What is expected » Show all lines from the listing below that contain "text".

++++ Data shown

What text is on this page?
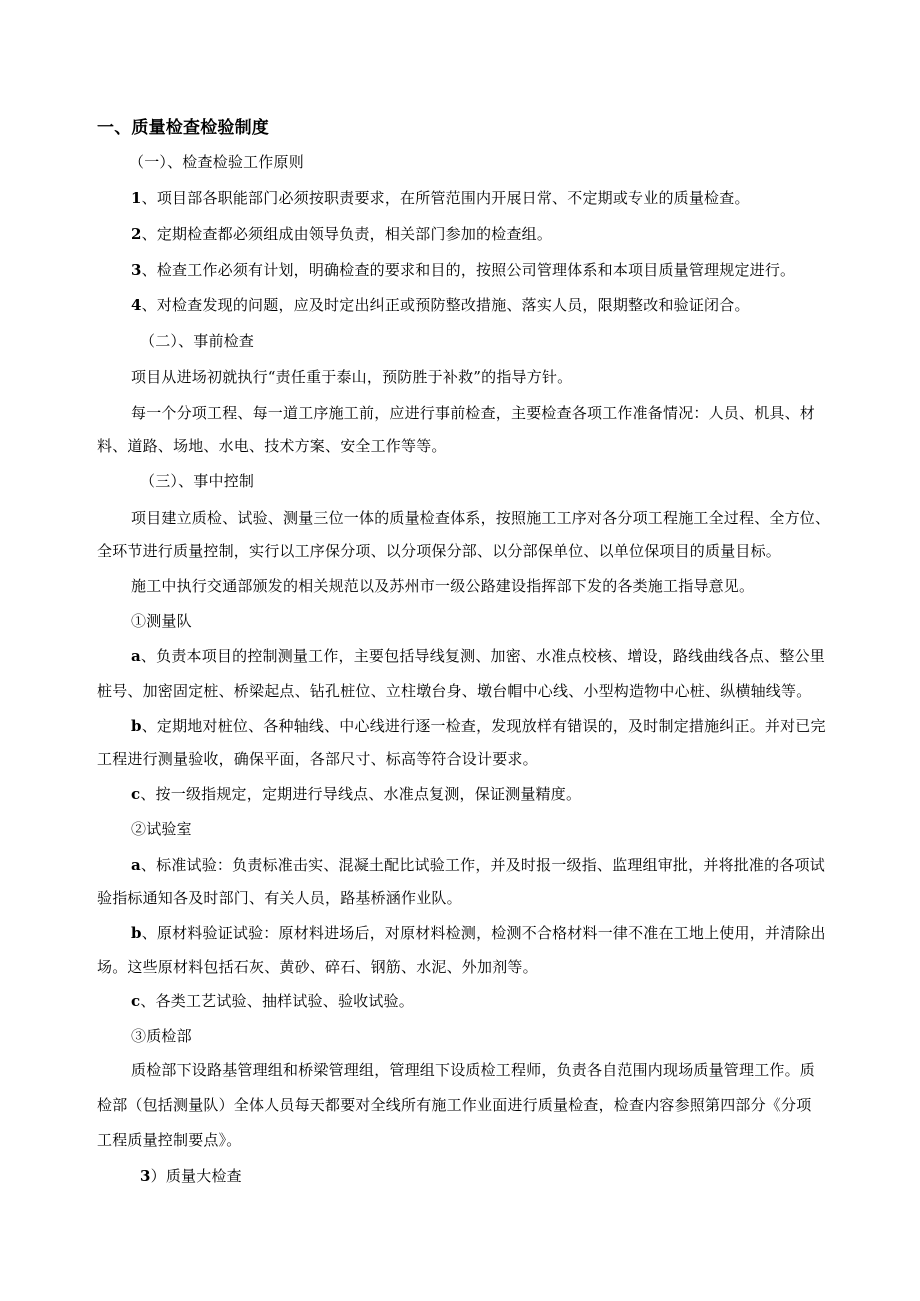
一、质量检查检验制度
（一）、检查检验工作原则
1、项目部各职能部门必须按职责要求，在所管范围内开展日常、不定期或专业的质量检查。
2、定期检查都必须组成由领导负责，相关部门参加的检查组。
3、检查工作必须有计划，明确检查的要求和目的，按照公司管理体系和本项目质量管理规定进行。
4、对检查发现的问题，应及时定出纠正或预防整改措施、落实人员，限期整改和验证闭合。
（二）、事前检查
项目从进场初就执行“责任重于泰山，预防胜于补救”的指导方针。
每一个分项工程、每一道工序施工前，应进行事前检查，主要检查各项工作准备情况：人员、机具、材
料、道路、场地、水电、技术方案、安全工作等等。
（三）、事中控制
项目建立质检、试验、测量三位一体的质量检查体系，按照施工工序对各分项工程施工全过程、全方位、
全环节进行质量控制，实行以工序保分项、以分项保分部、以分部保单位、以单位保项目的质量目标。
施工中执行交通部颁发的相关规范以及苏州市一级公路建设指挥部下发的各类施工指导意见。
①测量队
a、负责本项目的控制测量工作，主要包括导线复测、加密、水准点校核、增设，路线曲线各点、整公里
桩号、加密固定桩、桥梁起点、钻孔桩位、立柱墩台身、墩台帽中心线、小型构造物中心桩、纵横轴线等。
b、定期地对桩位、各种轴线、中心线进行逐一检查，发现放样有错误的，及时制定措施纠正。并对已完
工程进行测量验收，确保平面，各部尺寸、标高等符合设计要求。
c、按一级指规定，定期进行导线点、水准点复测，保证测量精度。
②试验室
a、标准试验：负责标准击实、混凝土配比试验工作，并及时报一级指、监理组审批，并将批准的各项试
验指标通知各及时部门、有关人员，路基桥涵作业队。
b、原材料验证试验：原材料进场后，对原材料检测，检测不合格材料一律不准在工地上使用，并清除出
场。这些原材料包括石灰、黄砂、碎石、钢筋、水泥、外加剂等。
c、各类工艺试验、抽样试验、验收试验。
③质检部
质检部下设路基管理组和桥梁管理组，管理组下设质检工程师，负责各自范围内现场质量管理工作。质
检部（包括测量队）全体人员每天都要对全线所有施工作业面进行质量检查，检查内容参照第四部分《分项
工程质量控制要点》。
3）质量大检查
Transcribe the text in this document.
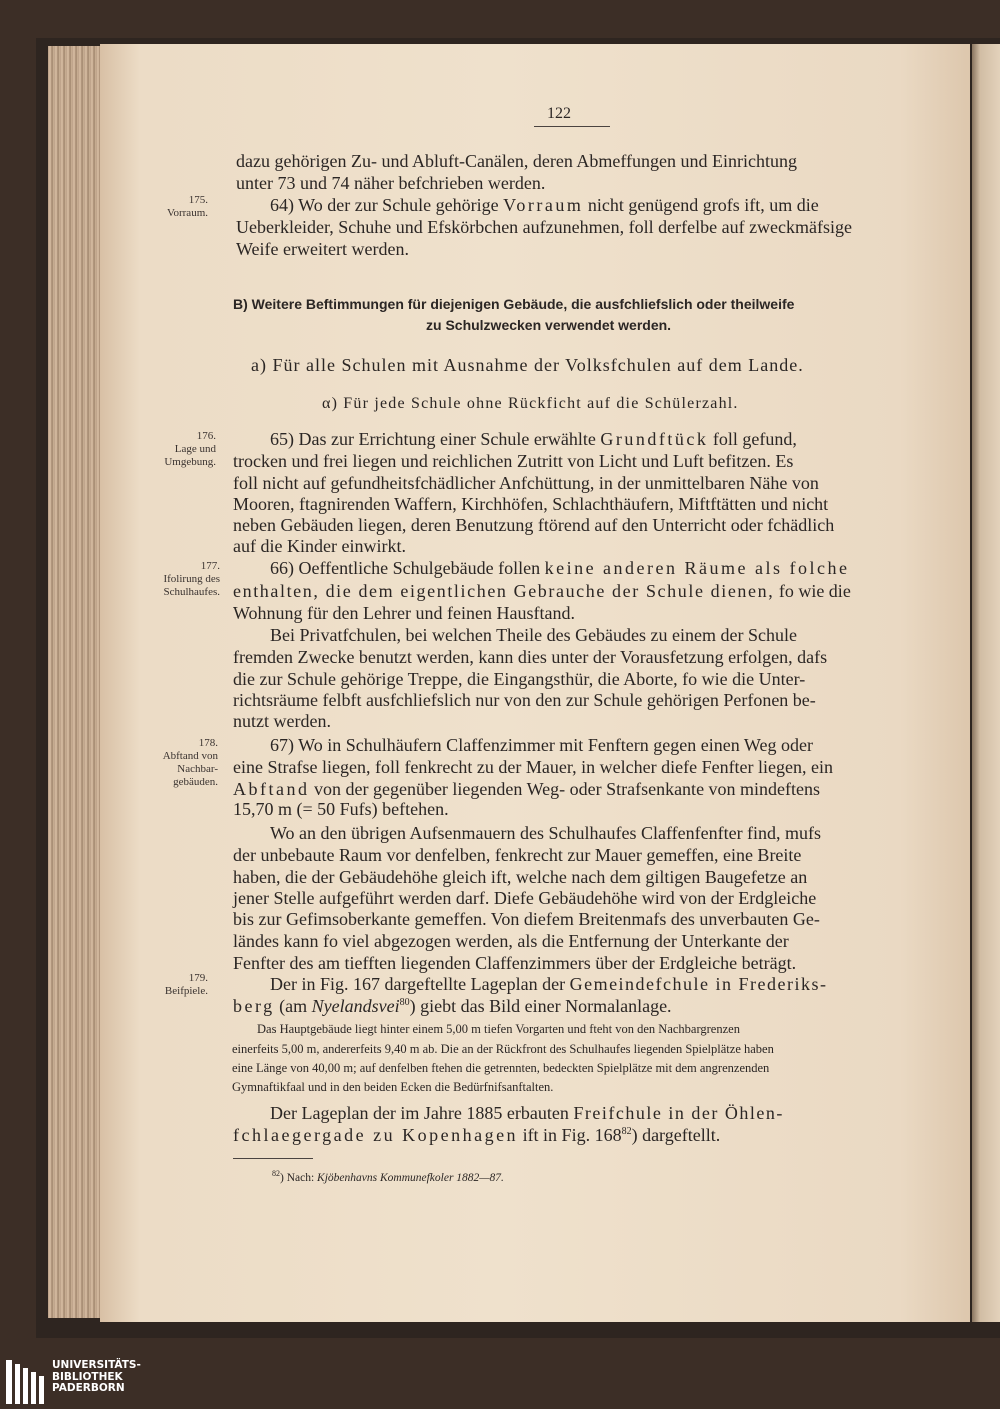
122
175.
Vorraum.
176.
Lage und
Umgebung.
177.
Ifolirung des
Schulhaufes.
178.
Abftand von
Nachbar-
gebäuden.
179.
Beifpiele.
dazu gehörigen Zu- und Abluft-Canälen, deren Abmeffungen und Einrichtung
unter 73 und 74 näher befchrieben werden.
64) Wo der zur Schule gehörige Vorraum nicht genügend grofs ift, um die
Ueberkleider, Schuhe und Efskörbchen aufzunehmen, foll derfelbe auf zweckmäfsige
Weife erweitert werden.
B) Weitere Beftimmungen für diejenigen Gebäude, die ausfchliefslich oder theilweife
zu Schulzwecken verwendet werden.
a) Für alle Schulen mit Ausnahme der Volksfchulen auf dem Lande.
α) Für jede Schule ohne Rückficht auf die Schülerzahl.
65) Das zur Errichtung einer Schule erwählte Grundftück foll gefund,
trocken und frei liegen und reichlichen Zutritt von Licht und Luft befitzen. Es
foll nicht auf gefundheitsfchädlicher Anfchüttung, in der unmittelbaren Nähe von
Mooren, ftagnirenden Waffern, Kirchhöfen, Schlachthäufern, Miftftätten und nicht
neben Gebäuden liegen, deren Benutzung ftörend auf den Unterricht oder fchädlich
auf die Kinder einwirkt.
66) Oeffentliche Schulgebäude follen keine anderen Räume als folche
enthalten, die dem eigentlichen Gebrauche der Schule dienen, fo wie die
Wohnung für den Lehrer und feinen Hausftand.
Bei Privatfchulen, bei welchen Theile des Gebäudes zu einem der Schule
fremden Zwecke benutzt werden, kann dies unter der Vorausfetzung erfolgen, dafs
die zur Schule gehörige Treppe, die Eingangsthür, die Aborte, fo wie die Unter-
richtsräume felbft ausfchliefslich nur von den zur Schule gehörigen Perfonen be-
nutzt werden.
67) Wo in Schulhäufern Claffenzimmer mit Fenftern gegen einen Weg oder
eine Strafse liegen, foll fenkrecht zu der Mauer, in welcher diefe Fenfter liegen, ein
Abftand von der gegenüber liegenden Weg- oder Strafsenkante von mindeftens
15,70 m (= 50 Fufs) beftehen.
Wo an den übrigen Aufsenmauern des Schulhaufes Claffenfenfter find, mufs
der unbebaute Raum vor denfelben, fenkrecht zur Mauer gemeffen, eine Breite
haben, die der Gebäudehöhe gleich ift, welche nach dem giltigen Baugefetze an
jener Stelle aufgeführt werden darf. Diefe Gebäudehöhe wird von der Erdgleiche
bis zur Gefimsoberkante gemeffen. Von diefem Breitenmafs des unverbauten Ge-
ländes kann fo viel abgezogen werden, als die Entfernung der Unterkante der
Fenfter des am tiefften liegenden Claffenzimmers über der Erdgleiche beträgt.
Der in Fig. 167 dargeftellte Lageplan der Gemeindefchule in Frederiks-
berg (am Nyelandsvei$^{80}$) giebt das Bild einer Normalanlage.
Das Hauptgebäude liegt hinter einem 5,00 m tiefen Vorgarten und fteht von den Nachbargrenzen
einerfeits 5,00 m, andererfeits 9,40 m ab. Die an der Rückfront des Schulhaufes liegenden Spielplätze haben
eine Länge von 40,00 m; auf denfelben ftehen die getrennten, bedeckten Spielplätze mit dem angrenzenden
Gymnaftikfaal und in den beiden Ecken die Bedürfnifsanftalten.
Der Lageplan der im Jahre 1885 erbauten Freifchule in der Öhlen-
fchlaegergade zu Kopenhagen ift in Fig. $168^{82}$) dargeftellt.
$^{82}$) Nach: Kjöbenhavns Kommunefkoler 1882—87.
UNIVERSITÄTS-
BIBLIOTHEK
PADERBORN
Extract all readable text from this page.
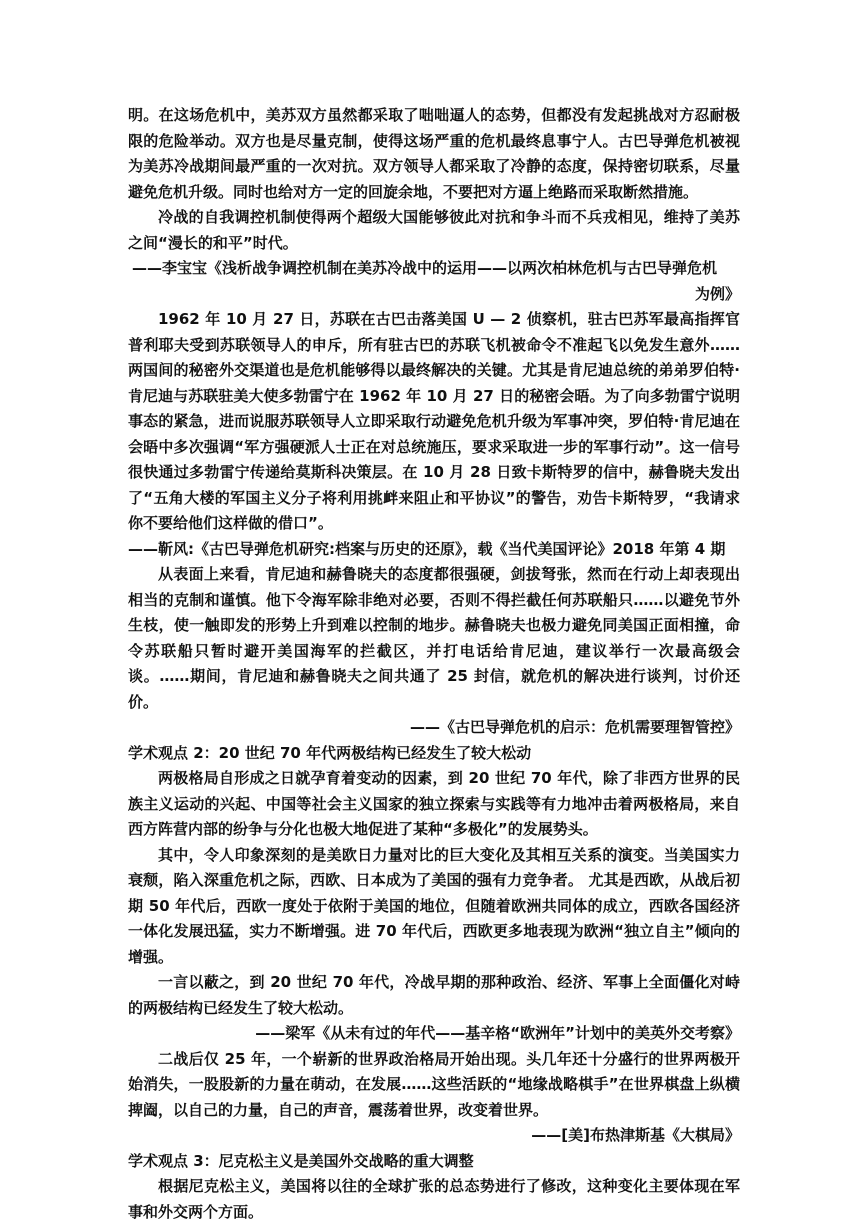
明。在这场危机中，美苏双方虽然都采取了咄咄逼人的态势，但都没有发起挑战对方忍耐极限的危险举动。双方也是尽量克制，使得这场严重的危机最终息事宁人。古巴导弹危机被视为美苏冷战期间最严重的一次对抗。双方领导人都采取了冷静的态度，保持密切联系，尽量避免危机升级。同时也给对方一定的回旋余地，不要把对方逼上绝路而采取断然措施。

冷战的自我调控机制使得两个超级大国能够彼此对抗和争斗而不兵戎相见，维持了美苏之间“漫长的和平”时代。

——李宝宝《浅析战争调控机制在美苏冷战中的运用——以两次柏林危机与古巴导弹危机

为例》

1962 年 10 月 27 日，苏联在古巴击落美国 U — 2 侦察机，驻古巴苏军最高指挥官普利耶夫受到苏联领导人的申斥，所有驻古巴的苏联飞机被命令不准起飞以免发生意外……两国间的秘密外交渠道也是危机能够得以最终解决的关键。尤其是肯尼迪总统的弟弟罗伯特·肯尼迪与苏联驻美大使多勃雷宁在 1962 年 10 月 27 日的秘密会晤。为了向多勃雷宁说明事态的紧急，进而说服苏联领导人立即采取行动避免危机升级为军事冲突，罗伯特·肯尼迪在会晤中多次强调“军方强硬派人士正在对总统施压，要求采取进一步的军事行动”。这一信号很快通过多勃雷宁传递给莫斯科决策层。在 10 月 28 日致卡斯特罗的信中，赫鲁晓夫发出了“五角大楼的军国主义分子将利用挑衅来阻止和平协议”的警告，劝告卡斯特罗，“我请求你不要给他们这样做的借口”。

——靳风:《古巴导弹危机研究:档案与历史的还原》，载《当代美国评论》2018 年第 4 期

从表面上来看，肯尼迪和赫鲁晓夫的态度都很强硬，剑拔弩张，然而在行动上却表现出相当的克制和谨慎。他下令海军除非绝对必要，否则不得拦截任何苏联船只……以避免节外生枝，使一触即发的形势上升到难以控制的地步。赫鲁晓夫也极力避免同美国正面相撞，命令苏联船只暂时避开美国海军的拦截区，并打电话给肯尼迪，建议举行一次最高级会谈。……期间，肯尼迪和赫鲁晓夫之间共通了 25 封信，就危机的解决进行谈判，讨价还价。

——《古巴导弹危机的启示：危机需要理智管控》

学术观点 2：20 世纪 70 年代两极结构已经发生了较大松动

两极格局自形成之日就孕育着变动的因素，到 20 世纪 70 年代，除了非西方世界的民族主义运动的兴起、中国等社会主义国家的独立探索与实践等有力地冲击着两极格局，来自西方阵营内部的纷争与分化也极大地促进了某种“多极化”的发展势头。

其中，令人印象深刻的是美欧日力量对比的巨大变化及其相互关系的演变。当美国实力衰颓，陷入深重危机之际，西欧、日本成为了美国的强有力竞争者。 尤其是西欧，从战后初期 50 年代后，西欧一度处于依附于美国的地位，但随着欧洲共同体的成立，西欧各国经济一体化发展迅猛，实力不断增强。进 70 年代后，西欧更多地表现为欧洲“独立自主”倾向的增强。

一言以蔽之，到 20 世纪 70 年代，冷战早期的那种政治、经济、军事上全面僵化对峙的两极结构已经发生了较大松动。

——梁军《从未有过的年代——基辛格“欧洲年”计划中的美英外交考察》

二战后仅 25 年，一个崭新的世界政治格局开始出现。头几年还十分盛行的世界两极开始消失，一股股新的力量在萌动，在发展……这些活跃的“地缘战略棋手”在世界棋盘上纵横捭阖，以自己的力量，自己的声音，震荡着世界，改变着世界。

——[美]布热津斯基《大棋局》

学术观点 3：尼克松主义是美国外交战略的重大调整

根据尼克松主义，美国将以往的全球扩张的总态势进行了修改，这种变化主要体现在军事和外交两个方面。
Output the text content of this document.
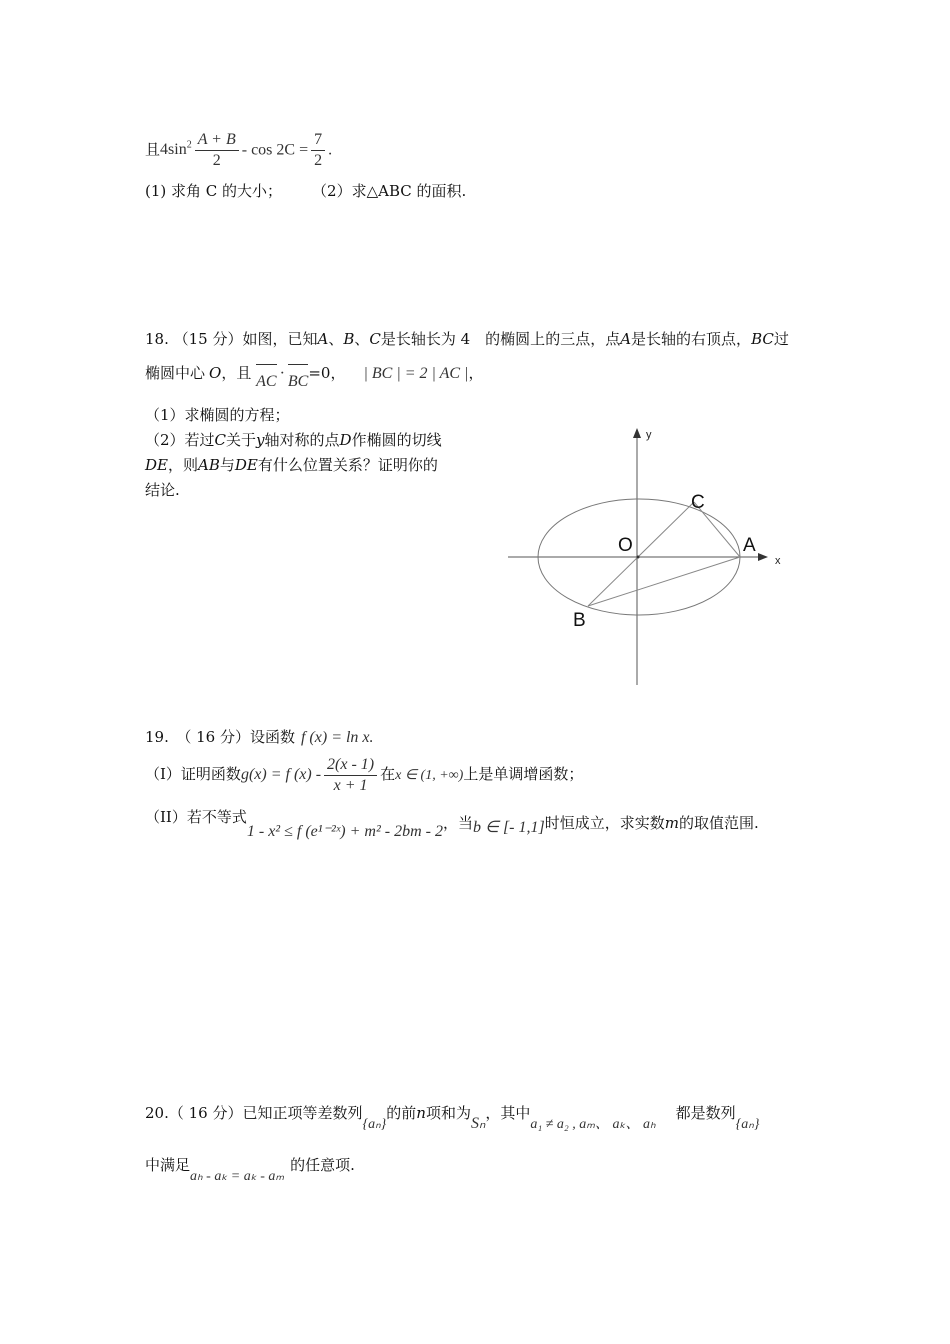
且$4\sin^2 \frac{A + B}{2} - \cos 2C = \frac{7}{2}$ .
(1) 求角 C 的大小； （2）求△ABC 的面积.
18. （15 分）如图，已知A、B、C是长轴长为 4　的椭圆上的三点，点A是长轴的右顶点，BC过
椭圆中心 O，且 AC · BC=0， | BC | = 2 | AC |，
（1）求椭圆的方程；
（2）若过C关于y轴对称的点D作椭圆的切线
DE，则AB与DE有什么位置关系？证明你的
结论.
y
x
O	A
B
C
19.　（ 16 分）设函数 f (x) = ln x.
（I）证明函数g(x) = f $(x) - \frac{2(x - 1)}{x + 1}$ 在x ∈ (1, +∞)上是单调增函数；
（II）若不等式1 - x² ≤ f (e¹⁻²ˣ) + m² - 2bm - 2，当b ∈ [- 1,1]时恒成立，求实数m的取值范围.
20.（ 16 分）已知正项等差数列{aₙ}的前n项和为Sₙ，其中a₁ ≠ a₂ , aₘ、 aₖ、 aₕ都是数列{aₙ}
中满足aₕ - aₖ = aₖ - aₘ的任意项.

++++++++

Correct result »
What text is on this page?
Transcribe the text in this document.
Extract all readable text from this page.
Output the text content of this document.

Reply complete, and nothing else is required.